--- start Exercise inputs ---

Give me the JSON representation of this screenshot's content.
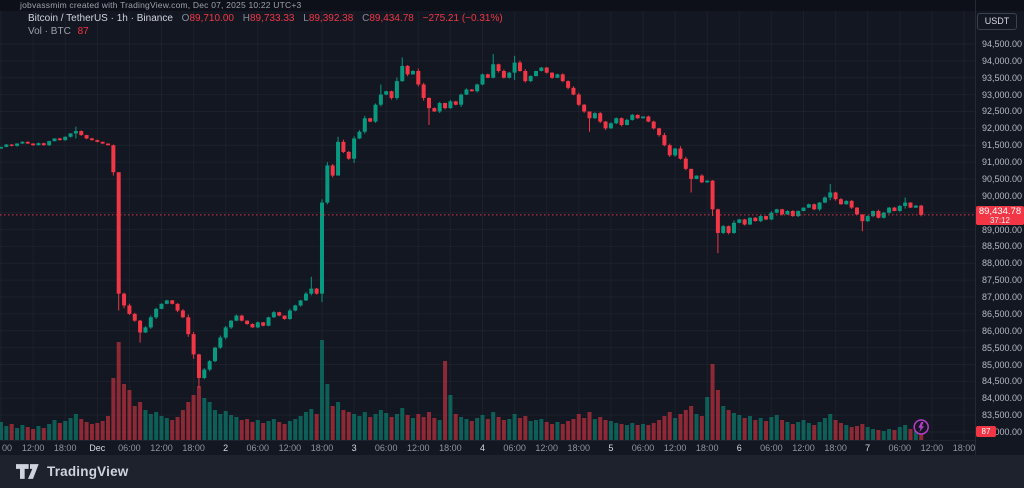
{
  "attribution": "jobvassmim created with TradingView.com, Dec 07, 2025 10:22 UTC+3",
  "toolbar": {
    "currency_button": "USDT"
  },
  "legend": {
    "symbol_line": "Bitcoin / TetherUS · 1h · Binance",
    "o_label": "O",
    "o_value": "89,710.00",
    "h_label": "H",
    "h_value": "89,733.33",
    "l_label": "L",
    "l_value": "89,392.38",
    "c_label": "C",
    "c_value": "89,434.78",
    "change": "−275.21 (−0.31%)",
    "vol_label": "Vol · BTC",
    "vol_value": "87"
  },
  "price_axis": {
    "labels": [
      "94,500.00",
      "94,000.00",
      "93,500.00",
      "93,000.00",
      "92,500.00",
      "92,000.00",
      "91,500.00",
      "91,000.00",
      "90,500.00",
      "90,000.00",
      "89,500.00",
      "89,000.00",
      "88,500.00",
      "88,000.00",
      "87,500.00",
      "87,000.00",
      "86,500.00",
      "86,000.00",
      "85,500.00",
      "85,000.00",
      "84,500.00",
      "84,000.00",
      "83,500.00",
      "83,000.00"
    ],
    "max": 94500,
    "min": 83000,
    "step": 500
  },
  "price_label": {
    "price": "89,434.78",
    "countdown": "37:12",
    "value": 89434.78
  },
  "volume_axis_label": "87",
  "time_axis": {
    "labels": [
      {
        "t": "00",
        "major": false
      },
      {
        "t": "12:00",
        "major": false
      },
      {
        "t": "18:00",
        "major": false
      },
      {
        "t": "Dec",
        "major": true
      },
      {
        "t": "06:00",
        "major": false
      },
      {
        "t": "12:00",
        "major": false
      },
      {
        "t": "18:00",
        "major": false
      },
      {
        "t": "2",
        "major": true
      },
      {
        "t": "06:00",
        "major": false
      },
      {
        "t": "12:00",
        "major": false
      },
      {
        "t": "18:00",
        "major": false
      },
      {
        "t": "3",
        "major": true
      },
      {
        "t": "06:00",
        "major": false
      },
      {
        "t": "12:00",
        "major": false
      },
      {
        "t": "18:00",
        "major": false
      },
      {
        "t": "4",
        "major": true
      },
      {
        "t": "06:00",
        "major": false
      },
      {
        "t": "12:00",
        "major": false
      },
      {
        "t": "18:00",
        "major": false
      },
      {
        "t": "5",
        "major": true
      },
      {
        "t": "06:00",
        "major": false
      },
      {
        "t": "12:00",
        "major": false
      },
      {
        "t": "18:00",
        "major": false
      },
      {
        "t": "6",
        "major": true
      },
      {
        "t": "06:00",
        "major": false
      },
      {
        "t": "12:00",
        "major": false
      },
      {
        "t": "18:00",
        "major": false
      },
      {
        "t": "7",
        "major": true
      },
      {
        "t": "06:00",
        "major": false
      },
      {
        "t": "12:00",
        "major": false
      },
      {
        "t": "18:00",
        "major": false
      }
    ]
  },
  "footer": {
    "brand": "TradingView"
  },
  "badge": {
    "icon": "lightning",
    "candle_index": 172
  },
  "colors": {
    "background": "#131722",
    "panel": "#1e222d",
    "up": "#089981",
    "down": "#f23645",
    "grid": "rgba(134,141,155,0.08)",
    "axis_text": "#b4b9c4",
    "label_bg": "#f23645",
    "badge": "#b73dc8"
  },
  "chart_data": {
    "type": "candlestick+volume",
    "symbol": "Bitcoin / TetherUS (BTC/USDT)",
    "exchange": "Binance",
    "interval": "1h",
    "time_range": "Nov 30 06:00 — Dec 7 10:00 (UTC+3), hourly candles",
    "price_range_shown": [
      83000,
      94500
    ],
    "current": {
      "open": 89710.0,
      "high": 89733.33,
      "low": 89392.38,
      "close": 89434.78,
      "change": -275.21,
      "change_pct": -0.31,
      "volume_btc": 87
    },
    "first_open": 91400,
    "closes": [
      91450,
      91520,
      91480,
      91550,
      91600,
      91550,
      91500,
      91560,
      91500,
      91620,
      91700,
      91650,
      91750,
      91850,
      91920,
      91800,
      91700,
      91650,
      91600,
      91550,
      91500,
      90700,
      87100,
      86750,
      86500,
      86300,
      85950,
      86100,
      86400,
      86650,
      86800,
      86900,
      86800,
      86600,
      86400,
      85900,
      85300,
      84600,
      84850,
      85100,
      85500,
      85800,
      86100,
      86300,
      86450,
      86300,
      86200,
      86100,
      86250,
      86150,
      86400,
      86550,
      86450,
      86350,
      86600,
      86750,
      86900,
      87100,
      87250,
      87100,
      89800,
      90900,
      90600,
      91600,
      91300,
      91100,
      91700,
      91900,
      92300,
      92200,
      92700,
      93000,
      93100,
      92900,
      93400,
      93850,
      93600,
      93700,
      93300,
      92900,
      92600,
      92500,
      92750,
      92600,
      92800,
      92700,
      93000,
      93150,
      93100,
      93300,
      93600,
      93500,
      93900,
      93700,
      93500,
      93650,
      93950,
      93700,
      93400,
      93550,
      93700,
      93800,
      93650,
      93500,
      93600,
      93400,
      93200,
      93000,
      92700,
      92500,
      92300,
      92450,
      92200,
      92000,
      92150,
      92300,
      92100,
      92250,
      92400,
      92300,
      92350,
      92200,
      92000,
      91800,
      91500,
      91200,
      91400,
      91100,
      90800,
      90500,
      90600,
      90400,
      90450,
      89600,
      88900,
      89100,
      88900,
      89200,
      89300,
      89150,
      89350,
      89250,
      89400,
      89300,
      89500,
      89600,
      89450,
      89550,
      89400,
      89550,
      89650,
      89750,
      89600,
      89800,
      89950,
      90100,
      89900,
      89750,
      89850,
      89650,
      89450,
      89250,
      89400,
      89550,
      89350,
      89500,
      89650,
      89550,
      89700,
      89800,
      89650,
      89710,
      89434.78
    ],
    "volumes_rel": [
      180,
      140,
      160,
      120,
      150,
      130,
      110,
      140,
      120,
      160,
      200,
      170,
      190,
      220,
      260,
      210,
      180,
      160,
      170,
      190,
      240,
      620,
      980,
      560,
      500,
      340,
      380,
      300,
      260,
      280,
      240,
      220,
      200,
      230,
      300,
      380,
      450,
      540,
      420,
      380,
      300,
      260,
      290,
      250,
      230,
      200,
      210,
      180,
      200,
      170,
      190,
      210,
      180,
      160,
      190,
      210,
      240,
      280,
      310,
      260,
      1000,
      560,
      340,
      380,
      300,
      280,
      260,
      240,
      280,
      230,
      260,
      300,
      270,
      230,
      260,
      320,
      250,
      220,
      260,
      230,
      280,
      220,
      200,
      790,
      450,
      260,
      230,
      210,
      190,
      220,
      250,
      210,
      280,
      230,
      200,
      210,
      260,
      220,
      240,
      190,
      200,
      210,
      180,
      160,
      180,
      160,
      190,
      210,
      260,
      220,
      280,
      210,
      230,
      200,
      190,
      170,
      160,
      150,
      170,
      150,
      160,
      150,
      170,
      200,
      240,
      280,
      220,
      260,
      300,
      340,
      260,
      240,
      430,
      760,
      500,
      340,
      300,
      270,
      250,
      220,
      240,
      200,
      220,
      190,
      230,
      250,
      200,
      180,
      160,
      180,
      200,
      170,
      150,
      180,
      220,
      260,
      200,
      170,
      150,
      130,
      140,
      160,
      130,
      110,
      100,
      90,
      110,
      100,
      130,
      150,
      110,
      90,
      60
    ],
    "wick_overrides": {
      "14": [
        92050,
        91700
      ],
      "21": [
        91520,
        90600
      ],
      "22": [
        90700,
        86600
      ],
      "26": [
        86320,
        85650
      ],
      "37": [
        85320,
        84300
      ],
      "58": [
        87600,
        87050
      ],
      "60": [
        89900,
        86850
      ],
      "61": [
        91000,
        89750
      ],
      "63": [
        91750,
        91250
      ],
      "71": [
        93300,
        92650
      ],
      "75": [
        94100,
        93380
      ],
      "80": [
        92920,
        92100
      ],
      "92": [
        94200,
        93480
      ],
      "96": [
        94150,
        93430
      ],
      "110": [
        92500,
        91900
      ],
      "129": [
        90800,
        90100
      ],
      "133": [
        90470,
        89400
      ],
      "134": [
        89620,
        88300
      ],
      "155": [
        90350,
        89870
      ],
      "161": [
        89450,
        88950
      ],
      "169": [
        89950,
        89620
      ],
      "172": [
        89733.33,
        89392.38
      ]
    },
    "current_price_line": 89434.78
  }
}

--- end Exercise inputs ---

Go through the records and gather the lines that hold "USDT".

[Output for this exercise]:
    "currency_button": "USDT"
    "symbol": "Bitcoin / TetherUS (BTC/USDT)",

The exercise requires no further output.